-- Problem requirements --
Wherever "家庭成員" appears in a line, copy that line.

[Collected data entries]

#####

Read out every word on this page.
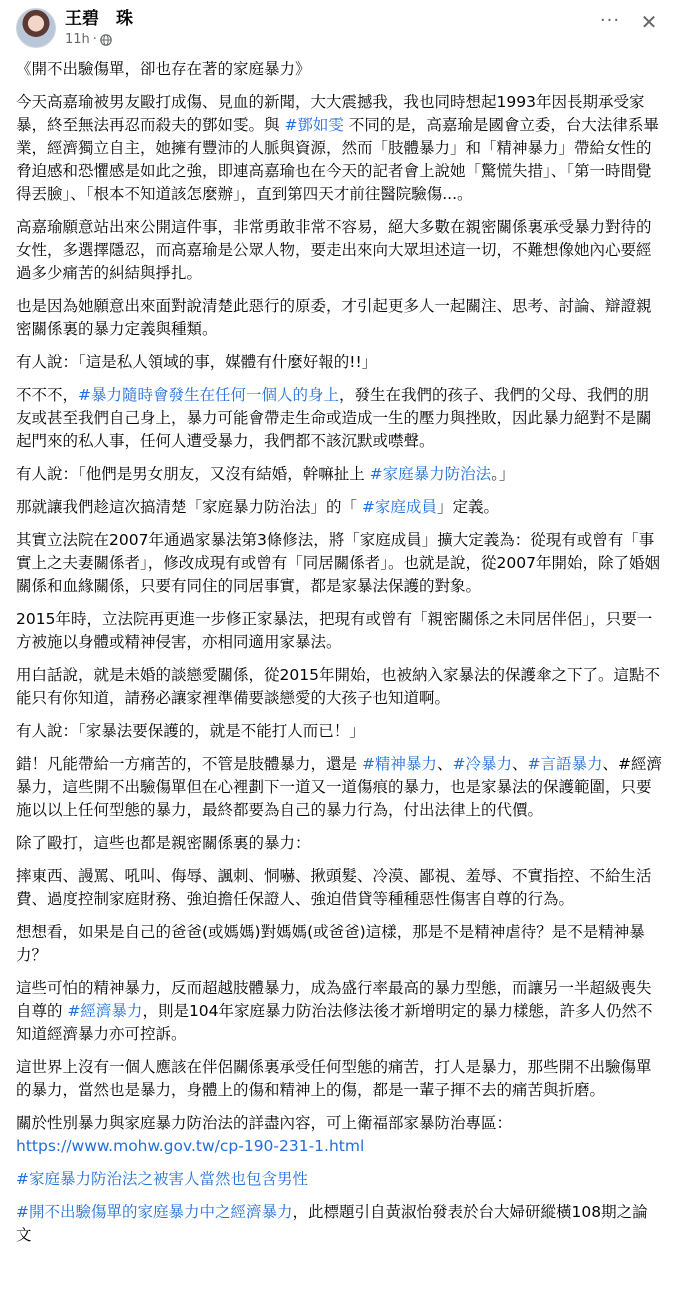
王碧　珠
11h ·
··· ✕

《開不出驗傷單，卻也存在著的家庭暴力》

今天高嘉瑜被男友毆打成傷、見血的新聞，大大震撼我，我也同時想起1993年因長期承受家暴，終至無法再忍而殺夫的鄧如雯。與 #鄧如雯 不同的是，高嘉瑜是國會立委，台大法律系畢業，經濟獨立自主，她擁有豐沛的人脈與資源，然而「肢體暴力」和「精神暴力」帶給女性的脅迫感和恐懼感是如此之強，即連高嘉瑜也在今天的記者會上說她「驚慌失措」、「第一時間覺得丟臉」、「根本不知道該怎麼辦」，直到第四天才前往醫院驗傷...。

高嘉瑜願意站出來公開這件事，非常勇敢非常不容易，絕大多數在親密關係裏承受暴力對待的女性，多選擇隱忍，而高嘉瑜是公眾人物，要走出來向大眾坦述這一切，不難想像她內心要經過多少痛苦的糾結與掙扎。

也是因為她願意出來面對說清楚此惡行的原委，才引起更多人一起關注、思考、討論、辯證親密關係裏的暴力定義與種類。

有人說：「這是私人領域的事，媒體有什麼好報的!!」

不不不，#暴力隨時會發生在任何一個人的身上，發生在我們的孩子、我們的父母、我們的朋友或甚至我們自己身上，暴力可能會帶走生命或造成一生的壓力與挫敗，因此暴力絕對不是關起門來的私人事，任何人遭受暴力，我們都不該沉默或噤聲。

有人說：「他們是男女朋友，又沒有結婚，幹嘛扯上 #家庭暴力防治法。」

那就讓我們趁這次搞清楚「家庭暴力防治法」的「 #家庭成員」定義。

其實立法院在2007年通過家暴法第3條修法，將「家庭成員」擴大定義為：從現有或曾有「事實上之夫妻關係者」，修改成現有或曾有「同居關係者」。也就是說，從2007年開始，除了婚姻關係和血緣關係，只要有同住的同居事實，都是家暴法保護的對象。

2015年時，立法院再更進一步修正家暴法，把現有或曾有「親密關係之未同居伴侶」，只要一方被施以身體或精神侵害，亦相同適用家暴法。

用白話說，就是未婚的談戀愛關係，從2015年開始，也被納入家暴法的保護傘之下了。這點不能只有你知道，請務必讓家裡準備要談戀愛的大孩子也知道啊。

有人說：「家暴法要保護的，就是不能打人而已！」

錯！凡能帶給一方痛苦的，不管是肢體暴力，還是 #精神暴力、#冷暴力、#言語暴力、#經濟暴力，這些開不出驗傷單但在心裡劃下一道又一道傷痕的暴力，也是家暴法的保護範圍，只要施以以上任何型態的暴力，最終都要為自己的暴力行為，付出法律上的代價。

除了毆打，這些也都是親密關係裏的暴力：

摔東西、謾罵、吼叫、侮辱、諷刺、恫嚇、揪頭髮、冷漠、鄙視、羞辱、不實指控、不給生活費、過度控制家庭財務、強迫擔任保證人、強迫借貸等種種惡性傷害自尊的行為。

想想看，如果是自己的爸爸(或媽媽)對媽媽(或爸爸)這樣，那是不是精神虐待？是不是精神暴力？

這些可怕的精神暴力，反而超越肢體暴力，成為盛行率最高的暴力型態，而讓另一半超級喪失自尊的 #經濟暴力，則是104年家庭暴力防治法修法後才新增明定的暴力樣態，許多人仍然不知道經濟暴力亦可控訴。

這世界上沒有一個人應該在伴侶關係裏承受任何型態的痛苦，打人是暴力，那些開不出驗傷單的暴力，當然也是暴力，身體上的傷和精神上的傷，都是一輩子揮不去的痛苦與折磨。

關於性別暴力與家庭暴力防治法的詳盡內容，可上衛福部家暴防治專區：
https://www.mohw.gov.tw/cp-190-231-1.html

#家庭暴力防治法之被害人當然也包含男性

#開不出驗傷單的家庭暴力中之經濟暴力，此標題引自黃淑怡發表於台大婦研縱橫108期之論文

#####

-- Full response --
那就讓我們趁這次搞清楚「家庭暴力防治法」的「 #家庭成員」定義。
其實立法院在2007年通過家暴法第3條修法，將「家庭成員」擴大定義為：從現有或曾有「事實上之夫妻關係者」，修改成現有或曾有「同居關係者」。也就是說，從2007年開始，除了婚姻關係和血緣關係，只要有同住的同居事實，都是家暴法保護的對象。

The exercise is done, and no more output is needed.